__Challenge__: From the entries below, work out the number of lines that hold the word "content", and give that number alone.

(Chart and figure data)

....

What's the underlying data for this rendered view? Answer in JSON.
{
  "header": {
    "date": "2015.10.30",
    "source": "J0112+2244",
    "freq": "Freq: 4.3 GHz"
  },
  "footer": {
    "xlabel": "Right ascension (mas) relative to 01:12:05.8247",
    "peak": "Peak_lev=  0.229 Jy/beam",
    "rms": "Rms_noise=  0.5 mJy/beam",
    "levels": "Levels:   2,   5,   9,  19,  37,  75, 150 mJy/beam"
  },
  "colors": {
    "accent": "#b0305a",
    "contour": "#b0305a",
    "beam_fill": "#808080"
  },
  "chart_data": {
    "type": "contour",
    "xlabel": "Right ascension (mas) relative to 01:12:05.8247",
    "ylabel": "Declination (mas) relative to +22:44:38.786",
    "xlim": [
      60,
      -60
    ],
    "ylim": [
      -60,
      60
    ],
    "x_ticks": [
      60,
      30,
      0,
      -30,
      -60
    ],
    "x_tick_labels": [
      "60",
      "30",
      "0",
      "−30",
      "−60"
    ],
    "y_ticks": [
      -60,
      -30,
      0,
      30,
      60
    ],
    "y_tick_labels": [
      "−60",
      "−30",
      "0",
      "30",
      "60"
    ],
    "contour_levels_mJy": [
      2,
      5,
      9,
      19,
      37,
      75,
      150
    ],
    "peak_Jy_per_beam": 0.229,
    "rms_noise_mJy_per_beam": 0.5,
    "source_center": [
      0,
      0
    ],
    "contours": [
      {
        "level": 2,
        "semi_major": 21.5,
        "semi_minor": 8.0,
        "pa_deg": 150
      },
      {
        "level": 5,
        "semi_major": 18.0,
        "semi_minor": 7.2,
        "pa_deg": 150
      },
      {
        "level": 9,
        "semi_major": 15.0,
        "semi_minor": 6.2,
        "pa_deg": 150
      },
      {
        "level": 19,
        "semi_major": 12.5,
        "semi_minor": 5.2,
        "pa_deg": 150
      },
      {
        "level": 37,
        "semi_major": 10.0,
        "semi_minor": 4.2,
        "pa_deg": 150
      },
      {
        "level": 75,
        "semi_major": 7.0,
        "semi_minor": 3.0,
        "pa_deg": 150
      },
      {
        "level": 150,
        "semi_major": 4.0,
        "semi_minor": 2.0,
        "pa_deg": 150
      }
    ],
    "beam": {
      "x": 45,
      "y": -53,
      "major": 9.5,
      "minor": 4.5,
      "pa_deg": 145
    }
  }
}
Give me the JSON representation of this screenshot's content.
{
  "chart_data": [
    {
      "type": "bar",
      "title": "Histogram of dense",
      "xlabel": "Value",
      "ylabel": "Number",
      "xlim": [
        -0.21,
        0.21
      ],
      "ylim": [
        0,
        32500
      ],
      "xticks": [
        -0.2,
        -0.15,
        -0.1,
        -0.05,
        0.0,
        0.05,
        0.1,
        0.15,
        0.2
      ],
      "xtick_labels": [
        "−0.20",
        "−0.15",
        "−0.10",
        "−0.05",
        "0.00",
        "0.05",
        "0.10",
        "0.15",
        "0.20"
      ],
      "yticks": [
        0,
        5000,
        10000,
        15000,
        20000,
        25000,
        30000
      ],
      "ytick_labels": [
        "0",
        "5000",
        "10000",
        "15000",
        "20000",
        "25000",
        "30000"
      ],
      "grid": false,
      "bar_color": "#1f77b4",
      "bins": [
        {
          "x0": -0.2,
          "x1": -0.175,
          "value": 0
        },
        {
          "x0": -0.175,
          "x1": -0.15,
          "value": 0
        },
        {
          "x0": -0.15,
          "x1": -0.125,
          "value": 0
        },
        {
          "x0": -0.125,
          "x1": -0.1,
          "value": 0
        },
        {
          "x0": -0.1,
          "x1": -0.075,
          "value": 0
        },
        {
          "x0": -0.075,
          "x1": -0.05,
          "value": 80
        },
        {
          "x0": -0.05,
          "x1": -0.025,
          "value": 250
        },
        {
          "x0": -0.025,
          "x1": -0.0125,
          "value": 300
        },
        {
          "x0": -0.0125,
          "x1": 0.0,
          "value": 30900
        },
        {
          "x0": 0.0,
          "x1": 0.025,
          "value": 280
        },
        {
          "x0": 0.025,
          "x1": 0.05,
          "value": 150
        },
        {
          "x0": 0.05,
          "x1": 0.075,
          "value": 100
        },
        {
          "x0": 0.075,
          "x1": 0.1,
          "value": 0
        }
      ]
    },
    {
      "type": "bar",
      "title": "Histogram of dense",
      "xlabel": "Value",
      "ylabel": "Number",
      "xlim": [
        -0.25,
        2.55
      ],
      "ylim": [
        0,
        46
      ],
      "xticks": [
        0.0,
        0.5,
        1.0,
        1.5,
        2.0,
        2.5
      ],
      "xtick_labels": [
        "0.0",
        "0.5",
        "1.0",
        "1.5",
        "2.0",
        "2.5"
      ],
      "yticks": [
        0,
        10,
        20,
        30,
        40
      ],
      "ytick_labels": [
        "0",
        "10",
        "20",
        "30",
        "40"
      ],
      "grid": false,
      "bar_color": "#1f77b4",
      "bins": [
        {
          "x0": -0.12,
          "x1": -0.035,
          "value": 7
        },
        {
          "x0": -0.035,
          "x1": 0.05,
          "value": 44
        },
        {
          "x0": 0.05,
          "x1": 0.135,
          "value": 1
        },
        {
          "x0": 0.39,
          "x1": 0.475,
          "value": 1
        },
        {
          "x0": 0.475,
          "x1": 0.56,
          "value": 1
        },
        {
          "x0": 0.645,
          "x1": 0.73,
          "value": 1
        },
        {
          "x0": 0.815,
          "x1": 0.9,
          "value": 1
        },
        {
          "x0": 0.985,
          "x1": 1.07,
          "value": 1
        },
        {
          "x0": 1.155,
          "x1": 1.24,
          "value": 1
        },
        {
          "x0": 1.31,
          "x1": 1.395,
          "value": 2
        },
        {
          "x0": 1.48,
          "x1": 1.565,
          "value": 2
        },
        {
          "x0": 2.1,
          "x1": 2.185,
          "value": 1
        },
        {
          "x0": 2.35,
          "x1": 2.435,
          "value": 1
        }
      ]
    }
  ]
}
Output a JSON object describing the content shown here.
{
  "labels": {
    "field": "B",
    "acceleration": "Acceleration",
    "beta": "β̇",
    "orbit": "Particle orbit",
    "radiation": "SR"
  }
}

....

__Result of this exercise__: 2